Permintaan Tugas 1> Ulangi dengan persis bagian dari teks tentang jawaban Yesus kepada ahli Taurat, yakni bagian yang dibuka dengan kata-kata yang memuat "Seolah-olah meminta maaf" dan ditutup dengan "meninggalkannya setengah mati.".
Permintaan Tugas 2> Tuliskan kelanjutan teks tentang jawaban Yesus kepada ahli Taurat, dimulai tepat setelah kalimat terakhir yang tercantum.
___ Kutipan Teks
Jawaban Yesus kepada ahli Taurat tersebut bisa dianggap sebagai batu uji Tuhan. Dia berfirman pada kesempatan lain, “Segala sesuatu yang kamu lakukan untuk salah seorang dari saudara-Ku yang paling hina ini, kamu telah melakukannya untuk Aku” (Matius 25:40). Tuhan akan mengukur pengabdian kita kepada-Nya dengan bagaimana kita mengasihi dan melayani sesama kita. Tanda macam apa yang kita tinggalkan pada batu uji Tuhan? Apakah kita benar-benar sesama yang baik? Apakah ujian tersebut menunjukkan kita adalah emas 24 karat, atau dapatkah jejak batu pirit terdeteksi?7

2

Juruselamat mengajari kita untuk mengasihi setiap orang, termasuk mereka yang mungkin sulit untuk dikasihi.

Seolah-olah meminta maaf karena mengajukan pertanyaan yang begitu sederhana kepada Guru, ahli Taurat tersebut berusaha membenarkan dirinya dengan bertanya lebih lanjut, “Dan siapakah sesamaku manusia?” (Lukas 10:29).

Kita semua hendaknya selamanya bersyukur atas pertanyaan tersebut, karena dalam jawaban Juruselamat terdapat salah satu perumpamaan-Nya yang paling dalam dan paling dihargai, yang kita masing-masing telah baca dan dengar berulang kali:

“Adalah seorang yang turun dari Yerusalem ke Yerikho; ia jatuh ke tangan penyamun-penyamun yang bukan saja merampoknya habis-habisan, tetapi yang juga memukulnya dan yang sesudah itu pergi meninggalkannya setengah mati.
______
___ Baris Data
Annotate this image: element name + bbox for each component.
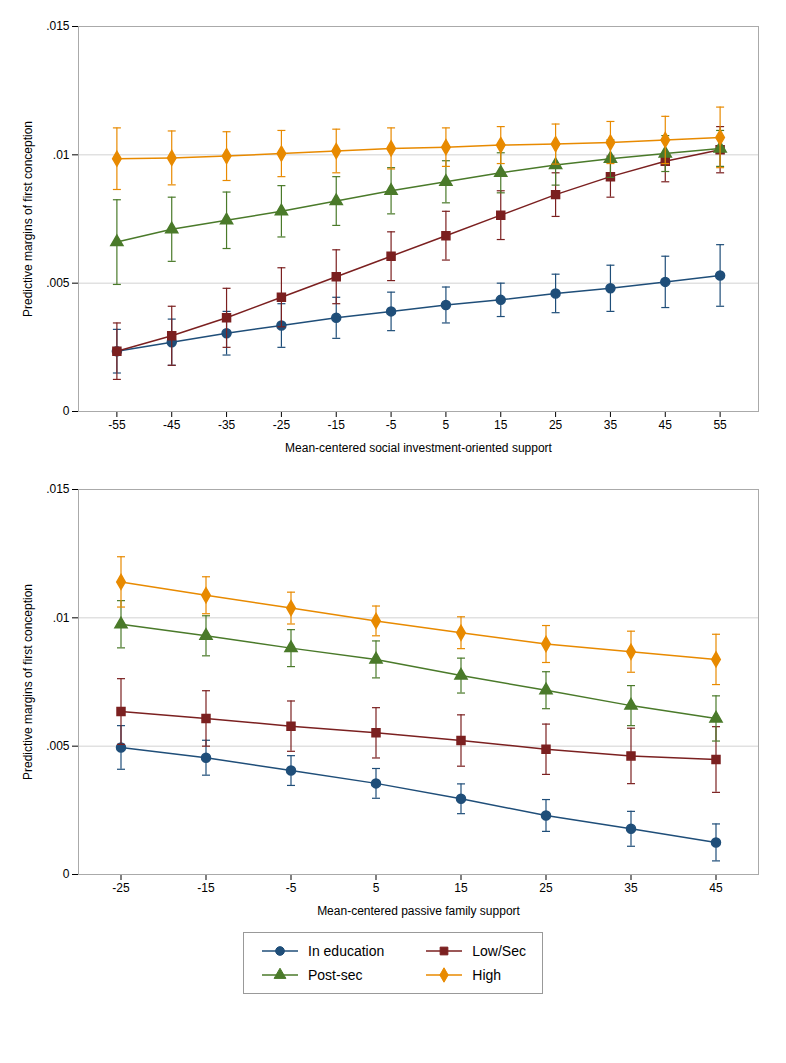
- svg-text:5: 5: [443, 418, 450, 432]
- svg-text:-25: -25: [112, 881, 130, 895]
- svg-text:Mean-centered social investmen: Mean-centered social investment-oriented…: [285, 441, 552, 455]
- svg-text:.005: .005: [46, 276, 70, 290]
- svg-text:-25: -25: [273, 418, 291, 432]
- svg-text:45: 45: [659, 418, 673, 432]
- svg-text:15: 15: [454, 881, 468, 895]
- svg-text:.01: .01: [53, 611, 70, 625]
- html-text:High: High: [472, 967, 502, 983]
- svg-text:Mean-centered passive family s: Mean-centered passive family support: [317, 904, 520, 918]
- svg-text:-35: -35: [218, 418, 236, 432]
- svg-text:Predictive margins of first co: Predictive margins of first conception: [21, 121, 35, 317]
- svg-text:-15: -15: [197, 881, 215, 895]
- svg-text:0: 0: [63, 867, 70, 881]
- svg-text:35: 35: [624, 881, 638, 895]
- svg-text:45: 45: [709, 881, 723, 895]
- svg-text:35: 35: [604, 418, 618, 432]
- svg-text:.015: .015: [46, 19, 70, 33]
- html-text:Low/Sec: Low/Sec: [472, 943, 526, 959]
- svg-text:25: 25: [539, 881, 553, 895]
- svg-text:0: 0: [63, 404, 70, 418]
- svg-text:15: 15: [494, 418, 508, 432]
- svg-text:5: 5: [373, 881, 380, 895]
- svg-text:-5: -5: [286, 881, 297, 895]
- svg-text:-5: -5: [386, 418, 397, 432]
- html-text:Post-sec: Post-sec: [308, 967, 363, 983]
- svg-text:-45: -45: [163, 418, 181, 432]
- svg-text:Predictive margins of first co: Predictive margins of first conception: [21, 584, 35, 780]
- svg-text:-15: -15: [328, 418, 346, 432]
- svg-text:.015: .015: [46, 482, 70, 496]
- svg-text:25: 25: [549, 418, 563, 432]
- svg-text:.01: .01: [53, 148, 70, 162]
- svg-text:.005: .005: [46, 739, 70, 753]
- svg-text:-55: -55: [108, 418, 126, 432]
- svg-text:55: 55: [713, 418, 727, 432]
- html-text:In education: In education: [308, 943, 385, 959]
______
Jawaban Akhir 1>
Seolah-olah meminta maaf karena mengajukan pertanyaan yang begitu sederhana kepada Guru, ahli Taurat tersebut berusaha membenarkan dirinya dengan bertanya lebih lanjut, “Dan siapakah sesamaku manusia?” (Lukas 10:29).

Kita semua hendaknya selamanya bersyukur atas pertanyaan tersebut, karena dalam jawaban Juruselamat terdapat salah satu perumpamaan-Nya yang paling dalam dan paling dihargai, yang kita masing-masing telah baca dan dengar berulang kali:

“Adalah seorang yang turun dari Yerusalem ke Yerikho; ia jatuh ke tangan penyamun-penyamun yang bukan saja merampoknya habis-habisan, tetapi yang juga memukulnya dan yang sesudah itu pergi meninggalkannya setengah mati.

Jawaban Akhir 2>
Kebetulan ada seorang imam turun melalui jalan itu; ia melihat orang itu, tetapi ia melewatinya dari seberang jalan.

Demikian juga seorang Lewi datang ke tempat itu; ketika ia melihat orang itu, ia melewatinya dari seberang jalan.

Lalu datang seorang Samaria, yang sedang dalam perjalanan, ke tempat itu; dan ketika ia melihat orang itu, tergeraklah hatinya oleh belas kasihan.

Ia pergi kepadanya lalu membalut luka-lukanya, sesudah ia menyiraminya dengan minyak dan anggur. Kemudian ia menaikkan orang itu ke atas keledai tunggangannya sendiri lalu membawanya ke tempat penginapan dan merawatnya.

Keesokan harinya ia menyerahkan dua dinar kepada pemilik penginapan itu, katanya: Rawatlah dia dan jika kau belanjakan lebih dari ini, aku akan menggantinya, waktu aku kembali” (Lukas 10:30–35).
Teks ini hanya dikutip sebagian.